# Dataset entries
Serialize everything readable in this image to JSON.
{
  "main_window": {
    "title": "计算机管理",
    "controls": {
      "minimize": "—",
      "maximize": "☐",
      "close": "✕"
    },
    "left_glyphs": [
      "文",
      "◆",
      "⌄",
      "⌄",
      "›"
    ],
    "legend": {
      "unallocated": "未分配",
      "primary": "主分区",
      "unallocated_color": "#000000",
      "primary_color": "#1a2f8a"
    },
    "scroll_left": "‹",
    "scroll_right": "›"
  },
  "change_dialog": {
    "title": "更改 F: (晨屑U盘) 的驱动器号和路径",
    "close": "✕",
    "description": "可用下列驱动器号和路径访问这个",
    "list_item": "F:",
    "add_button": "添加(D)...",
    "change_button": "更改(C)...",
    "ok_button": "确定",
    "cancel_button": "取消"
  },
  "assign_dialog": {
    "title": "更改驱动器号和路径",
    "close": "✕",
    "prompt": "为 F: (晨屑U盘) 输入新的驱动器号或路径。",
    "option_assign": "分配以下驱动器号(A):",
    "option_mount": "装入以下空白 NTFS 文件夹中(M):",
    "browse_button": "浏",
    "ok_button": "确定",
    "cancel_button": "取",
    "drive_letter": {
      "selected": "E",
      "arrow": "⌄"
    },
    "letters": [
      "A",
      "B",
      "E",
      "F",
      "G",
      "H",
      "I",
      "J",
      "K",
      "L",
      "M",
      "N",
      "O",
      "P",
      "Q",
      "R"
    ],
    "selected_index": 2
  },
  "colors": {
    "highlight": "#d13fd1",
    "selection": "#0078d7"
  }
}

# What to produce
Return the listing above word for word.

# Output below
Serialize everything readable in this image to JSON.
{
  "main_window": {
    "title": "计算机管理",
    "controls": {
      "minimize": "—",
      "maximize": "☐",
      "close": "✕"
    },
    "left_glyphs": [
      "文",
      "◆",
      "⌄",
      "⌄",
      "›"
    ],
    "legend": {
      "unallocated": "未分配",
      "primary": "主分区",
      "unallocated_color": "#000000",
      "primary_color": "#1a2f8a"
    },
    "scroll_left": "‹",
    "scroll_right": "›"
  },
  "change_dialog": {
    "title": "更改 F: (晨屑U盘) 的驱动器号和路径",
    "close": "✕",
    "description": "可用下列驱动器号和路径访问这个",
    "list_item": "F:",
    "add_button": "添加(D)...",
    "change_button": "更改(C)...",
    "ok_button": "确定",
    "cancel_button": "取消"
  },
  "assign_dialog": {
    "title": "更改驱动器号和路径",
    "close": "✕",
    "prompt": "为 F: (晨屑U盘) 输入新的驱动器号或路径。",
    "option_assign": "分配以下驱动器号(A):",
    "option_mount": "装入以下空白 NTFS 文件夹中(M):",
    "browse_button": "浏",
    "ok_button": "确定",
    "cancel_button": "取",
    "drive_letter": {
      "selected": "E",
      "arrow": "⌄"
    },
    "letters": [
      "A",
      "B",
      "E",
      "F",
      "G",
      "H",
      "I",
      "J",
      "K",
      "L",
      "M",
      "N",
      "O",
      "P",
      "Q",
      "R"
    ],
    "selected_index": 2
  },
  "colors": {
    "highlight": "#d13fd1",
    "selection": "#0078d7"
  }
}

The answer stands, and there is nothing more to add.